**Data rows:**
------------------------------------
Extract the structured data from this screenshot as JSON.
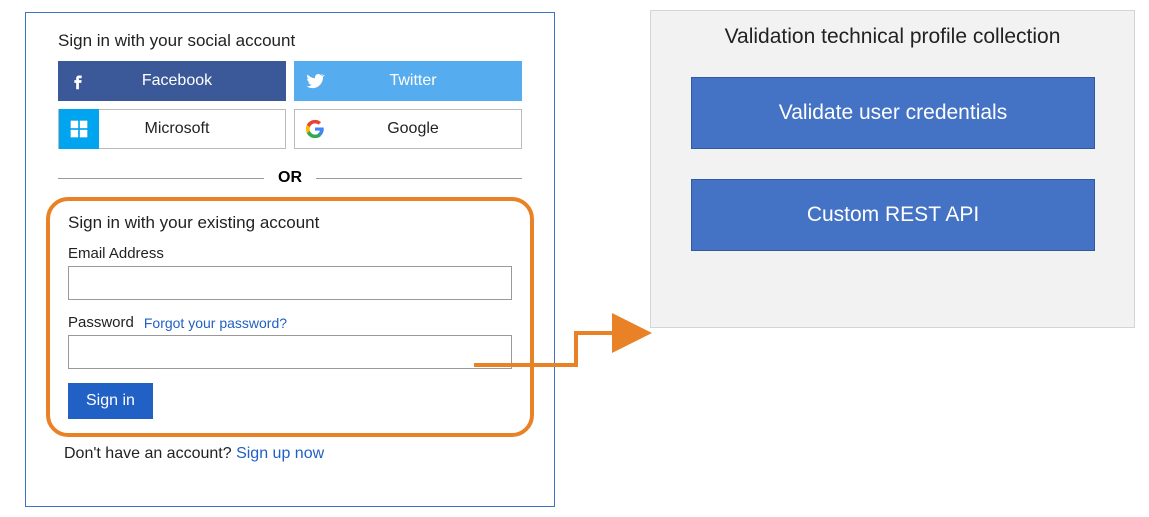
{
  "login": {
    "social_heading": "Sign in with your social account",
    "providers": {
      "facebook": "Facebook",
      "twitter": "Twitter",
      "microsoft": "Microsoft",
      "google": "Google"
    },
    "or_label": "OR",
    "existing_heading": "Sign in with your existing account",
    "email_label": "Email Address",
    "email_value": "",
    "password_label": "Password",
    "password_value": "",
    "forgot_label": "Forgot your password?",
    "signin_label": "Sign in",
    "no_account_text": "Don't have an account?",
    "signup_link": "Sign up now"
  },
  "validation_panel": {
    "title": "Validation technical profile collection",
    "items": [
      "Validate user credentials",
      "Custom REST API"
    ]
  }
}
------------------------------------
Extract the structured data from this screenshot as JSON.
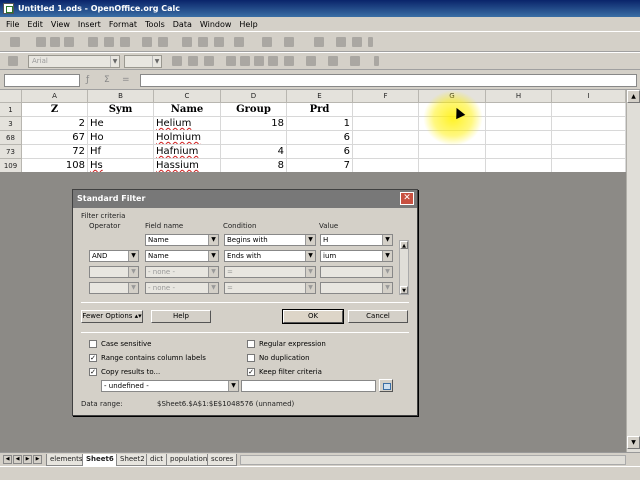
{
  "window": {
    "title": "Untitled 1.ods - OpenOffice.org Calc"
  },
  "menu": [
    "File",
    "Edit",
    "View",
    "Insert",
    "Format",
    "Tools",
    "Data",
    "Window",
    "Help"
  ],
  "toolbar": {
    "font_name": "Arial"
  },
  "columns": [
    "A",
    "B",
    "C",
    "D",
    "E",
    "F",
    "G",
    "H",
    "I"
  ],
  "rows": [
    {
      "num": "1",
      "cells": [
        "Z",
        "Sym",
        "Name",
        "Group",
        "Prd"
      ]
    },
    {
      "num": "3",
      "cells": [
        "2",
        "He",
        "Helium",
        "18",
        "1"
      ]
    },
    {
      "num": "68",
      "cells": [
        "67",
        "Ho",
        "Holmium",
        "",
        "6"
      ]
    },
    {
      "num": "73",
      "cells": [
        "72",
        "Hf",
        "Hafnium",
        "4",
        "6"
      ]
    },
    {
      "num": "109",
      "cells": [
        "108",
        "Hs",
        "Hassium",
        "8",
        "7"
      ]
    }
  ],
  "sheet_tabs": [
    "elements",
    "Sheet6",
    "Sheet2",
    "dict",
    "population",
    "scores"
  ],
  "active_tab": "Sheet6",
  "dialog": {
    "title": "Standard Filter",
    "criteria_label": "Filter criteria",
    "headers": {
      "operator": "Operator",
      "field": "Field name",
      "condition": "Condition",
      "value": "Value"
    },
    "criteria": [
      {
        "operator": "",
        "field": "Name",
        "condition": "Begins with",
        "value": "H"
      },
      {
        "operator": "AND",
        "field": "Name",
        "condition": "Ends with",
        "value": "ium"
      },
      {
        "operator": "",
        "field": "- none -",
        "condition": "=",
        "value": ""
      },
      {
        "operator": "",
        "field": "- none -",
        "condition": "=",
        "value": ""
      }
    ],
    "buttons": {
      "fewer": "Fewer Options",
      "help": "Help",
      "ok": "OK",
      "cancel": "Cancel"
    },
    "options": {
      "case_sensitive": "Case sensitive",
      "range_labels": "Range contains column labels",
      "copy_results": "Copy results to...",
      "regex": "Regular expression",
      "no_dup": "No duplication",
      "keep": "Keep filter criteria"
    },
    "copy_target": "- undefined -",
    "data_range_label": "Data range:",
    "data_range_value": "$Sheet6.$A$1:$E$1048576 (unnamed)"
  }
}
------------------------------------
Find the string "title" in the entries above and return each line that holds it.

**Output below:**
    "title": "Validation technical profile collection",
    "title": "Untitled 1.ods - OpenOffice.org Calc"
    "title": "Standard Filter",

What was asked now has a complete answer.